Stored records
:::

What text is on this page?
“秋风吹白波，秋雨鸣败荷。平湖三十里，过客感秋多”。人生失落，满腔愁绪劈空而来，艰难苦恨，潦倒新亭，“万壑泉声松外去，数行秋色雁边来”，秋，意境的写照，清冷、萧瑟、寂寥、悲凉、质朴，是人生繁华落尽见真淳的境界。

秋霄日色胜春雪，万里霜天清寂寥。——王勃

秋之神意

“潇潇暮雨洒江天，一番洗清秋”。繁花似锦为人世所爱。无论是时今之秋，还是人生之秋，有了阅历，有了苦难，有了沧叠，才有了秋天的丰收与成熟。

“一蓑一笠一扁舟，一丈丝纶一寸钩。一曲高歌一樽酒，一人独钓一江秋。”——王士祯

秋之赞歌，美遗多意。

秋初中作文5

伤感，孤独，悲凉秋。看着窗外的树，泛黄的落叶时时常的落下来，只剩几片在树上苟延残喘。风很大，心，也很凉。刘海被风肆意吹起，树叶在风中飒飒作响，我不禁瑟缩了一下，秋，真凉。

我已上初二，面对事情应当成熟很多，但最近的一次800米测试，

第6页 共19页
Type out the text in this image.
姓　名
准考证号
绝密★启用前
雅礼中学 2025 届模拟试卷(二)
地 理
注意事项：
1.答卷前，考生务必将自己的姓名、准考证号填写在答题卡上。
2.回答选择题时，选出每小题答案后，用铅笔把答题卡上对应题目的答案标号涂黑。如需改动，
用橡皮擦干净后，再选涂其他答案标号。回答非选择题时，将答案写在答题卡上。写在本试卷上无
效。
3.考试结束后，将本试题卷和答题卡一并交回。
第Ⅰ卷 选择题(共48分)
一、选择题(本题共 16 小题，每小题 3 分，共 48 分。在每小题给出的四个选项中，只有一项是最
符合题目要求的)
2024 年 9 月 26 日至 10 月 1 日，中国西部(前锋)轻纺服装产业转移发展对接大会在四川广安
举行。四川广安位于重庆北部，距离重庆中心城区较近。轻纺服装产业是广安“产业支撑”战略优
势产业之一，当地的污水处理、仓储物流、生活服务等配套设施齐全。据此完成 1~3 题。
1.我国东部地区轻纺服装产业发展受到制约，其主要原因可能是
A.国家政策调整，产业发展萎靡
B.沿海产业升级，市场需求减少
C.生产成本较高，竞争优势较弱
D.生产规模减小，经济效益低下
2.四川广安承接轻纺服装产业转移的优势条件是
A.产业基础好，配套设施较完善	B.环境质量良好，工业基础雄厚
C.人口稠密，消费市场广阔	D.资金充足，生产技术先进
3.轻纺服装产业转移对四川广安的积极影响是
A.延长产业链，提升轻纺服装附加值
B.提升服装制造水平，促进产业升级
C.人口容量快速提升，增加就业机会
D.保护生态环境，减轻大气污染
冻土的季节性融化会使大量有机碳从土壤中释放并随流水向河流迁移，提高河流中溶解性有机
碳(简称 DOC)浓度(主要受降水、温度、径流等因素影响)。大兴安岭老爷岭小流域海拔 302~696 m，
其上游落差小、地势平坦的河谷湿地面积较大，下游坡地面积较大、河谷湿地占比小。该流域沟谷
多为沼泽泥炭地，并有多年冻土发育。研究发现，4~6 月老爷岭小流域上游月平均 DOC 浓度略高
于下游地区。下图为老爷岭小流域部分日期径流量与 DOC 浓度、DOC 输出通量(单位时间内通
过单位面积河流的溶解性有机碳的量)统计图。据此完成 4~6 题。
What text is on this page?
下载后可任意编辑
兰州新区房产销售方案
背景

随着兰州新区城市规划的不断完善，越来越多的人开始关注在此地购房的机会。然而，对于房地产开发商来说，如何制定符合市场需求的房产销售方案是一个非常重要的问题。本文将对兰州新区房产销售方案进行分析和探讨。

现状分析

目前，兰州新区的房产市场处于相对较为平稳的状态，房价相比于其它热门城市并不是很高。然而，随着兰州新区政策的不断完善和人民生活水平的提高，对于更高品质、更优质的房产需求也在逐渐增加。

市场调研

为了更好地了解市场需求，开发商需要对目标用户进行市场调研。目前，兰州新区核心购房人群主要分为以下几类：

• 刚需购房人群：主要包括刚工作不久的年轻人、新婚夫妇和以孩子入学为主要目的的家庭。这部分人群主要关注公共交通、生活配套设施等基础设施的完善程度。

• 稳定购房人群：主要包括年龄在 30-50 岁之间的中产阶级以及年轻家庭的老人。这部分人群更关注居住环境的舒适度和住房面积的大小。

:::

TASK INSTRUCTIONS:
Say only how many lines in the records carry the word "据此完成".

RESULT FOR THIS EXERCISE:
2